— TASK —
Scan the lines below; pull out those with "ylabel".

>> Start EXTRACTED RECORDS

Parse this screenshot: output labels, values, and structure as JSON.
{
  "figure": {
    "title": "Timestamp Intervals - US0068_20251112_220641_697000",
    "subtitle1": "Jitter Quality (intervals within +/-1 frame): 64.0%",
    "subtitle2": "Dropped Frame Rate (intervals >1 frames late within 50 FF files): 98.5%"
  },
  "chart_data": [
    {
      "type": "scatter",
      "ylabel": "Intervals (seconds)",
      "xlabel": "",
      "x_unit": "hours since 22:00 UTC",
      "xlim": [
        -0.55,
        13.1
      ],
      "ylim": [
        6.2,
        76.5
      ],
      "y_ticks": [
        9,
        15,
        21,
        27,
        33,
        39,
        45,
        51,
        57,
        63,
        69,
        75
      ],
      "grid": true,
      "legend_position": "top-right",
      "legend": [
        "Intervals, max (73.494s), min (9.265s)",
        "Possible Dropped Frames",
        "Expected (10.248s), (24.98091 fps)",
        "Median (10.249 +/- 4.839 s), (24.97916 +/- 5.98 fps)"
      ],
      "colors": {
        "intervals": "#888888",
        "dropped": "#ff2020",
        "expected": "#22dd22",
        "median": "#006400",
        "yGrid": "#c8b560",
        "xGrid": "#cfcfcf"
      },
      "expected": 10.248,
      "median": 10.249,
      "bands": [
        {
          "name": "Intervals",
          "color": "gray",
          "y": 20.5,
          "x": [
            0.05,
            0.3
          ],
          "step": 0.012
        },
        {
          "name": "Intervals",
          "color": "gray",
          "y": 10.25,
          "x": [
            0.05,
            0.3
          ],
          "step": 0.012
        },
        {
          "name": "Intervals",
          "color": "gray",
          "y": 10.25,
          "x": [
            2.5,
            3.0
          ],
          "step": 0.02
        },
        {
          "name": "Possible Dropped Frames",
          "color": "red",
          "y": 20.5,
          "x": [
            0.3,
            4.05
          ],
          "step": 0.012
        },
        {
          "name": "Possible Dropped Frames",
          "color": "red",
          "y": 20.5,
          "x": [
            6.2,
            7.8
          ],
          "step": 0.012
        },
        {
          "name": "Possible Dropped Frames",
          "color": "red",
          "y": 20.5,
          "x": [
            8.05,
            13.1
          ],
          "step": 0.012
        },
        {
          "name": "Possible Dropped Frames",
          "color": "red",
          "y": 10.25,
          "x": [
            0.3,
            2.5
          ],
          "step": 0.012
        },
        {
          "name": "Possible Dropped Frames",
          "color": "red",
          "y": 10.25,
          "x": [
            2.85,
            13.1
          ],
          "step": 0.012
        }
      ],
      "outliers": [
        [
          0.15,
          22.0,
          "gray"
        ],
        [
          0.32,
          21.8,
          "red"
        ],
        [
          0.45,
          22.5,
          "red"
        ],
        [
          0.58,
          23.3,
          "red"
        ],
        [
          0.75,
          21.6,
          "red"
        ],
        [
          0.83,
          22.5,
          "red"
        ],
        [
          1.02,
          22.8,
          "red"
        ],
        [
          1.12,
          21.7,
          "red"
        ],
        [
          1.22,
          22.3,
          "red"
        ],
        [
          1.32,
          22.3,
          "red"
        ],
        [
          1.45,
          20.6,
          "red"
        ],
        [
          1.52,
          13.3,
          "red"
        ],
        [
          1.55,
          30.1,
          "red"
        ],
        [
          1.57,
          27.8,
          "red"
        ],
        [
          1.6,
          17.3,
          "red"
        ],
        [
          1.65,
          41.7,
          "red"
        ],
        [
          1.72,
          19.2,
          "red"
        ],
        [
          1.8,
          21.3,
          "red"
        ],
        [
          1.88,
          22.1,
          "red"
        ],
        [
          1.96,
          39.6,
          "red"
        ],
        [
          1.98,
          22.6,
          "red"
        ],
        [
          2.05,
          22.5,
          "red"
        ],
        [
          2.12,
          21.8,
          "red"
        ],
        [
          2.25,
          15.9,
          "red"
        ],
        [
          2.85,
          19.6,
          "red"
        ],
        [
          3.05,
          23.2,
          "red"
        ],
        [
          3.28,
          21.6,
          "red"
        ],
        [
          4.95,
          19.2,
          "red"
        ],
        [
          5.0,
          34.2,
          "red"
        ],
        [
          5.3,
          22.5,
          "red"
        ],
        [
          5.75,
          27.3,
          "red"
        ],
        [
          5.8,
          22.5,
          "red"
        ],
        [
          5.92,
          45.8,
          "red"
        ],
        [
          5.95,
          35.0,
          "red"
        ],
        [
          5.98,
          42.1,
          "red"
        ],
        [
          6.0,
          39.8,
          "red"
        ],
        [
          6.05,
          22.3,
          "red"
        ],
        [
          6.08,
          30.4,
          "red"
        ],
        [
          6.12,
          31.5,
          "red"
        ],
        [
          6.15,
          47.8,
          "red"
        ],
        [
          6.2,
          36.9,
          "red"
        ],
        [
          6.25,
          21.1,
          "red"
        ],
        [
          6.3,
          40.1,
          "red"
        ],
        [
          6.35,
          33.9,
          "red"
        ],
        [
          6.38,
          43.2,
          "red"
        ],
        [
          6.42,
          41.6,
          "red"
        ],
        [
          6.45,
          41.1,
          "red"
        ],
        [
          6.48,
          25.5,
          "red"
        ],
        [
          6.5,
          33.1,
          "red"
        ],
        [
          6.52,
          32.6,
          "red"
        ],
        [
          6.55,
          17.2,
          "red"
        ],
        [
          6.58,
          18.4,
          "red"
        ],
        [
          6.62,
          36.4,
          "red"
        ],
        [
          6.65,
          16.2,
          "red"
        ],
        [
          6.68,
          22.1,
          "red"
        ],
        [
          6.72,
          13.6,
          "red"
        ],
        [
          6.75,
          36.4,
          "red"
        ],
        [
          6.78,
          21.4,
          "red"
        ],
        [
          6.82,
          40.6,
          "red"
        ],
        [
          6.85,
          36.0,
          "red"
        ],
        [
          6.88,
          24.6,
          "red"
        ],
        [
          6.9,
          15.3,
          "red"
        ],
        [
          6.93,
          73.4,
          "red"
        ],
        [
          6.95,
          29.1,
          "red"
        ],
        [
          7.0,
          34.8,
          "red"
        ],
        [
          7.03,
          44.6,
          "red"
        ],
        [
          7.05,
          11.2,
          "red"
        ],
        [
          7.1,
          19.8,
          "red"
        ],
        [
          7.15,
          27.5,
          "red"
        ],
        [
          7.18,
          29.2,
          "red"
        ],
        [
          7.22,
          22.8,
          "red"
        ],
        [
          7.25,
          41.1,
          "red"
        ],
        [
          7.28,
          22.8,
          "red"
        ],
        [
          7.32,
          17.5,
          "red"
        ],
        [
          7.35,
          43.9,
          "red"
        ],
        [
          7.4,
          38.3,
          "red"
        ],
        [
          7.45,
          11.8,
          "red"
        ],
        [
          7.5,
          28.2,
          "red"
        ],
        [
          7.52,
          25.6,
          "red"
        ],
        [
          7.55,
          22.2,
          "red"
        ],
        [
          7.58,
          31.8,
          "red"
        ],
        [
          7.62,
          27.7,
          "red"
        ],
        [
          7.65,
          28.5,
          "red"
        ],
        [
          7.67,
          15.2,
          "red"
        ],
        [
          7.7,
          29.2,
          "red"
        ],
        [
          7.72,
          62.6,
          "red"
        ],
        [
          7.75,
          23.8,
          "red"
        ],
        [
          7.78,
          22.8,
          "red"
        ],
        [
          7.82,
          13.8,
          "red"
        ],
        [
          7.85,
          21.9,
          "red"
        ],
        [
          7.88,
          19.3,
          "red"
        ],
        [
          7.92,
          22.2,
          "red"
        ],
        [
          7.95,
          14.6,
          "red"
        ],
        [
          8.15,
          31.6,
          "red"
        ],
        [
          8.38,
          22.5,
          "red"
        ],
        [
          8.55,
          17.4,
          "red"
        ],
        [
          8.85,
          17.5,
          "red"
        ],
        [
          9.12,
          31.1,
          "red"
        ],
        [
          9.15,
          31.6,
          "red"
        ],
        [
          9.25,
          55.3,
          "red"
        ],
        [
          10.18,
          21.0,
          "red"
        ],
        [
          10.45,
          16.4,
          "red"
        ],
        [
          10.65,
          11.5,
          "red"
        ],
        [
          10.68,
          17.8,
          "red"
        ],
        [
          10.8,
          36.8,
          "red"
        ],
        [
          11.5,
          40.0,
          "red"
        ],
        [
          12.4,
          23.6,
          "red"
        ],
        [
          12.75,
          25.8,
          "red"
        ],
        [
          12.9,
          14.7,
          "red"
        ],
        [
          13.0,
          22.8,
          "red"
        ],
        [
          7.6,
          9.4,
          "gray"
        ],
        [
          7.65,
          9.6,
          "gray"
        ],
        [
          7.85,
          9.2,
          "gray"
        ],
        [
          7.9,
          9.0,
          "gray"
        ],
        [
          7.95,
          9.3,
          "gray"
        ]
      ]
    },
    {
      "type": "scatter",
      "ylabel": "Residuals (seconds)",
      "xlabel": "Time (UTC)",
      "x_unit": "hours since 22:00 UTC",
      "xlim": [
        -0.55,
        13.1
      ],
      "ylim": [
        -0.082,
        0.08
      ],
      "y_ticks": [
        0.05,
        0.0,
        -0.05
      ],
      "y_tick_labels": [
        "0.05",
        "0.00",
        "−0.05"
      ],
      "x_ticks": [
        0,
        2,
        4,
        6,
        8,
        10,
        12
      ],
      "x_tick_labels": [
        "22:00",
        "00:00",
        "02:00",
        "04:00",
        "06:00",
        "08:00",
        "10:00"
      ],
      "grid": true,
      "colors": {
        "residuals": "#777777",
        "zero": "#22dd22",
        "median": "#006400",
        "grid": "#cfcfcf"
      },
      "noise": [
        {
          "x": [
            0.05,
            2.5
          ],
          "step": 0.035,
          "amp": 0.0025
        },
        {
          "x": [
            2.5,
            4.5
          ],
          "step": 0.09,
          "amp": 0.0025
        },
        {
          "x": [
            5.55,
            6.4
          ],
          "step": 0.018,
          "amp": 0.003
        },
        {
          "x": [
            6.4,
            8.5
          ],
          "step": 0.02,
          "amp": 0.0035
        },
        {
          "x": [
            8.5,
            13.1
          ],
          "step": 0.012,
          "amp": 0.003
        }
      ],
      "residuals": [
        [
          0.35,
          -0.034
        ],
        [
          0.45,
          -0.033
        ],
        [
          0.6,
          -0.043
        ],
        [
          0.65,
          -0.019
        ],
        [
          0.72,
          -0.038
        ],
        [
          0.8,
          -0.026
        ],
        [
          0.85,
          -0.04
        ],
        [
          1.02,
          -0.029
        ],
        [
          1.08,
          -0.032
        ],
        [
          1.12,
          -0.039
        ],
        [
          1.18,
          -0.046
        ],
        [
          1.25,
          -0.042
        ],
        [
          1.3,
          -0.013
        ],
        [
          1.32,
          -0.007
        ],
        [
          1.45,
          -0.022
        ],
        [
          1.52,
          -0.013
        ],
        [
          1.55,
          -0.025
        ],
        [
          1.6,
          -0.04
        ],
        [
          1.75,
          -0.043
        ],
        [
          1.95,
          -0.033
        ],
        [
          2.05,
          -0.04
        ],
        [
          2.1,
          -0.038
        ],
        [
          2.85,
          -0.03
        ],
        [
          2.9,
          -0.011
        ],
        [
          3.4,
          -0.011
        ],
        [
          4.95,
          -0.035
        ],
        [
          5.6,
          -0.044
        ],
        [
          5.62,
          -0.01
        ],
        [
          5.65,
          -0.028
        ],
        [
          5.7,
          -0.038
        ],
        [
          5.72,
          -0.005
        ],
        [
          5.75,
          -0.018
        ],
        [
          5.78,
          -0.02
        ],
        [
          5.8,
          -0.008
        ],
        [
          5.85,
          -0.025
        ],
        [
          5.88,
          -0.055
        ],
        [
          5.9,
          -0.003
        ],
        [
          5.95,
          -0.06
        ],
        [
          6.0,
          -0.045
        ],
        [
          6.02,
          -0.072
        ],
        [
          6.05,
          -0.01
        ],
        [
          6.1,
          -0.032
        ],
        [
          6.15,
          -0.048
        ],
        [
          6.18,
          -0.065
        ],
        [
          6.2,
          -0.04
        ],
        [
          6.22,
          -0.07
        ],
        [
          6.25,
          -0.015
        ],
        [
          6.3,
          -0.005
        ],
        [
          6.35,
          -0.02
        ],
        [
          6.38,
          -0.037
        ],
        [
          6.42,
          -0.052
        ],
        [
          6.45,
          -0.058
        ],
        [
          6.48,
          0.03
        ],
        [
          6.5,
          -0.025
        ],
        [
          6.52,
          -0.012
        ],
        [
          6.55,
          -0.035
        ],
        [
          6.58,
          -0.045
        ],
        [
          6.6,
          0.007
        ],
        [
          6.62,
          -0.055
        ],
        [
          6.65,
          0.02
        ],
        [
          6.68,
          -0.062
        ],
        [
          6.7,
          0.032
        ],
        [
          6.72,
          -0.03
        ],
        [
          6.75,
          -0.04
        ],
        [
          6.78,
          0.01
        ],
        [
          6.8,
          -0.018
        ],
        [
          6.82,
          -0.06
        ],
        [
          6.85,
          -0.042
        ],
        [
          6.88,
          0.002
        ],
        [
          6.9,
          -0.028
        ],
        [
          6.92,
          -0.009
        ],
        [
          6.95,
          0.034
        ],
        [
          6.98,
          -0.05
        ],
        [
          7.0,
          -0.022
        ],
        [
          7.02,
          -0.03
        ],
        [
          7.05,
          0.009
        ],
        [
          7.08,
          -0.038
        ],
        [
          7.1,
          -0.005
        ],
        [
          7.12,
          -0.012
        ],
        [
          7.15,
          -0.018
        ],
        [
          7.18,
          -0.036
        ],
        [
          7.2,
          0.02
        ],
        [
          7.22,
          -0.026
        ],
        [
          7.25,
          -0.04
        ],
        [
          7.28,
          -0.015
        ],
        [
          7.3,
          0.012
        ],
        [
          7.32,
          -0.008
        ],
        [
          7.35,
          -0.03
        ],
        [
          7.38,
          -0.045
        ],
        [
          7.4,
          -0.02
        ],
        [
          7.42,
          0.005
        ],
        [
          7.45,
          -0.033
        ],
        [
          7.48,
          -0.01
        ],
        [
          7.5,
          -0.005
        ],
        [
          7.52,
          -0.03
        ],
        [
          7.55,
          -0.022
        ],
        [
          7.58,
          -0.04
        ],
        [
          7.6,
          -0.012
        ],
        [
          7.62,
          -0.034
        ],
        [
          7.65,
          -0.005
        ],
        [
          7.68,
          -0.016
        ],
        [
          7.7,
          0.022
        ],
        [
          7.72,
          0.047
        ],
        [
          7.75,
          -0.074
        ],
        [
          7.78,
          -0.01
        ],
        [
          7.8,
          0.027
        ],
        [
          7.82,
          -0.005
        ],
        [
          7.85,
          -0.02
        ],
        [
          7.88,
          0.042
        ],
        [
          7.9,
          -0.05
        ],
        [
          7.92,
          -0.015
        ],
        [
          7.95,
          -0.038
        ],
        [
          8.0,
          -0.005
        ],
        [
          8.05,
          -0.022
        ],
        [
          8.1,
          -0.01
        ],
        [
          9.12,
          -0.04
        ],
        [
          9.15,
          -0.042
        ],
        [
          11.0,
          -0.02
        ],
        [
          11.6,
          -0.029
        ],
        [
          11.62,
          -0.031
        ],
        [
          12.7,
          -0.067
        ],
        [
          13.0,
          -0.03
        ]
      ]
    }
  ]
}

>> End EXTRACTED RECORDS

— TASK RESPONSE —
      "ylabel": "Intervals (seconds)",
      "ylabel": "Residuals (seconds)",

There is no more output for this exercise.